WHAT THE TASK REQUIRES:
Go through the records and give each one again exactly.

Figure collection entries:
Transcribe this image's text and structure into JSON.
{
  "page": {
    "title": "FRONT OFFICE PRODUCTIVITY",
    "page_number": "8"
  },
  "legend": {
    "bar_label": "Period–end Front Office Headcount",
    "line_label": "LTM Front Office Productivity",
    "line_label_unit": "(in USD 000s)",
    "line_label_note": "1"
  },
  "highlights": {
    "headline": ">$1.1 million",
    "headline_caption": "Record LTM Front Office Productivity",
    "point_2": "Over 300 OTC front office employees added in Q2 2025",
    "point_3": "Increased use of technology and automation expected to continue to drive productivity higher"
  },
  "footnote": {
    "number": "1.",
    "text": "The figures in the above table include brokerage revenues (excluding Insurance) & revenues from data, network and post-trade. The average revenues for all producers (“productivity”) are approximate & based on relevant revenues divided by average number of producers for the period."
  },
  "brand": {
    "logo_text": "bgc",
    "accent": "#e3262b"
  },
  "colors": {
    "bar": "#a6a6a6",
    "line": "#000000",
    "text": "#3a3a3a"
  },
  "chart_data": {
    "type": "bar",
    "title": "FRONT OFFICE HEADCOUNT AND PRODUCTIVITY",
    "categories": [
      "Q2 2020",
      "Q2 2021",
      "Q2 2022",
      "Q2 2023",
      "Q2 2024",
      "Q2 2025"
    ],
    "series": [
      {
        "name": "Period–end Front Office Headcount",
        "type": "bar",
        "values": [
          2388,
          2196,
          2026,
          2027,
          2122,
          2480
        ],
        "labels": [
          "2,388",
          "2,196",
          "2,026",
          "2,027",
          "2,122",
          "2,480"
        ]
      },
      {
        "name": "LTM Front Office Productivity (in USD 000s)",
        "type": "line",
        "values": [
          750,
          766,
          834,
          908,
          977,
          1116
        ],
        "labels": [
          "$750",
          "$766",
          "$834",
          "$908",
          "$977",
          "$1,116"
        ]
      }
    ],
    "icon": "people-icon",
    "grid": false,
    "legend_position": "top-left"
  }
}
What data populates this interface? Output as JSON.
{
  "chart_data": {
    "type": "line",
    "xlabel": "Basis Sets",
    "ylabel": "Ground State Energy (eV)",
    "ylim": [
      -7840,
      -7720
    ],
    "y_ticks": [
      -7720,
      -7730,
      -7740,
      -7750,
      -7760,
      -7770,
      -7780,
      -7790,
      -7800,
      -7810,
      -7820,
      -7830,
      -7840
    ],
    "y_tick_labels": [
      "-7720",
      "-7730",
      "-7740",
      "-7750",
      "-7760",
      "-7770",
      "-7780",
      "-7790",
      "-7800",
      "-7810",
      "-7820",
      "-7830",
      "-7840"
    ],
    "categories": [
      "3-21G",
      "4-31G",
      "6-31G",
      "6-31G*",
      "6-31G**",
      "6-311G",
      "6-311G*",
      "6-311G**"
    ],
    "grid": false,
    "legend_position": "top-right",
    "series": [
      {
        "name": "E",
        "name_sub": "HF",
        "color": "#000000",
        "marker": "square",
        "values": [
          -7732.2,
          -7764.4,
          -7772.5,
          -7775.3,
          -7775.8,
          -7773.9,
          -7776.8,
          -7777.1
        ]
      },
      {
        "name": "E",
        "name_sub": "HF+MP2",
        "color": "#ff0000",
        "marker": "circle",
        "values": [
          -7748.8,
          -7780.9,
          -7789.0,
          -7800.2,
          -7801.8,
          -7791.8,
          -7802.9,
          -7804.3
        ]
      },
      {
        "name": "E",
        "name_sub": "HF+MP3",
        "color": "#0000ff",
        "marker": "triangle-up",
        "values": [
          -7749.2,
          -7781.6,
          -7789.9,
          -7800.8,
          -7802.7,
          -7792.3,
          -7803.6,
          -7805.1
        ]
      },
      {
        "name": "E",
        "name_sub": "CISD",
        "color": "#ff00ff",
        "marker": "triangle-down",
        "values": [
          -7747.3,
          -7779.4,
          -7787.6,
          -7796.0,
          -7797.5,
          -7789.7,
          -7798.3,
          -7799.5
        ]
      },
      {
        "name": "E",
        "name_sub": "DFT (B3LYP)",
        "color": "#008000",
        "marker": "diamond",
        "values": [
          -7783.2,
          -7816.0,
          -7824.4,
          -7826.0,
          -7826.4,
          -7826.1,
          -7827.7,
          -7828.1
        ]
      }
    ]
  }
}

TASK SOLUTION:
Transcribe this image's text and structure into JSON.
{
  "page": {
    "title": "FRONT OFFICE PRODUCTIVITY",
    "page_number": "8"
  },
  "legend": {
    "bar_label": "Period–end Front Office Headcount",
    "line_label": "LTM Front Office Productivity",
    "line_label_unit": "(in USD 000s)",
    "line_label_note": "1"
  },
  "highlights": {
    "headline": ">$1.1 million",
    "headline_caption": "Record LTM Front Office Productivity",
    "point_2": "Over 300 OTC front office employees added in Q2 2025",
    "point_3": "Increased use of technology and automation expected to continue to drive productivity higher"
  },
  "footnote": {
    "number": "1.",
    "text": "The figures in the above table include brokerage revenues (excluding Insurance) & revenues from data, network and post-trade. The average revenues for all producers (“productivity”) are approximate & based on relevant revenues divided by average number of producers for the period."
  },
  "brand": {
    "logo_text": "bgc",
    "accent": "#e3262b"
  },
  "colors": {
    "bar": "#a6a6a6",
    "line": "#000000",
    "text": "#3a3a3a"
  },
  "chart_data": {
    "type": "bar",
    "title": "FRONT OFFICE HEADCOUNT AND PRODUCTIVITY",
    "categories": [
      "Q2 2020",
      "Q2 2021",
      "Q2 2022",
      "Q2 2023",
      "Q2 2024",
      "Q2 2025"
    ],
    "series": [
      {
        "name": "Period–end Front Office Headcount",
        "type": "bar",
        "values": [
          2388,
          2196,
          2026,
          2027,
          2122,
          2480
        ],
        "labels": [
          "2,388",
          "2,196",
          "2,026",
          "2,027",
          "2,122",
          "2,480"
        ]
      },
      {
        "name": "LTM Front Office Productivity (in USD 000s)",
        "type": "line",
        "values": [
          750,
          766,
          834,
          908,
          977,
          1116
        ],
        "labels": [
          "$750",
          "$766",
          "$834",
          "$908",
          "$977",
          "$1,116"
        ]
      }
    ],
    "icon": "people-icon",
    "grid": false,
    "legend_position": "top-left"
  }
}
What data populates this interface? Output as JSON.
{
  "chart_data": {
    "type": "line",
    "xlabel": "Basis Sets",
    "ylabel": "Ground State Energy (eV)",
    "ylim": [
      -7840,
      -7720
    ],
    "y_ticks": [
      -7720,
      -7730,
      -7740,
      -7750,
      -7760,
      -7770,
      -7780,
      -7790,
      -7800,
      -7810,
      -7820,
      -7830,
      -7840
    ],
    "y_tick_labels": [
      "-7720",
      "-7730",
      "-7740",
      "-7750",
      "-7760",
      "-7770",
      "-7780",
      "-7790",
      "-7800",
      "-7810",
      "-7820",
      "-7830",
      "-7840"
    ],
    "categories": [
      "3-21G",
      "4-31G",
      "6-31G",
      "6-31G*",
      "6-31G**",
      "6-311G",
      "6-311G*",
      "6-311G**"
    ],
    "grid": false,
    "legend_position": "top-right",
    "series": [
      {
        "name": "E",
        "name_sub": "HF",
        "color": "#000000",
        "marker": "square",
        "values": [
          -7732.2,
          -7764.4,
          -7772.5,
          -7775.3,
          -7775.8,
          -7773.9,
          -7776.8,
          -7777.1
        ]
      },
      {
        "name": "E",
        "name_sub": "HF+MP2",
        "color": "#ff0000",
        "marker": "circle",
        "values": [
          -7748.8,
          -7780.9,
          -7789.0,
          -7800.2,
          -7801.8,
          -7791.8,
          -7802.9,
          -7804.3
        ]
      },
      {
        "name": "E",
        "name_sub": "HF+MP3",
        "color": "#0000ff",
        "marker": "triangle-up",
        "values": [
          -7749.2,
          -7781.6,
          -7789.9,
          -7800.8,
          -7802.7,
          -7792.3,
          -7803.6,
          -7805.1
        ]
      },
      {
        "name": "E",
        "name_sub": "CISD",
        "color": "#ff00ff",
        "marker": "triangle-down",
        "values": [
          -7747.3,
          -7779.4,
          -7787.6,
          -7796.0,
          -7797.5,
          -7789.7,
          -7798.3,
          -7799.5
        ]
      },
      {
        "name": "E",
        "name_sub": "DFT (B3LYP)",
        "color": "#008000",
        "marker": "diamond",
        "values": [
          -7783.2,
          -7816.0,
          -7824.4,
          -7826.0,
          -7826.4,
          -7826.1,
          -7827.7,
          -7828.1
        ]
      }
    ]
  }
}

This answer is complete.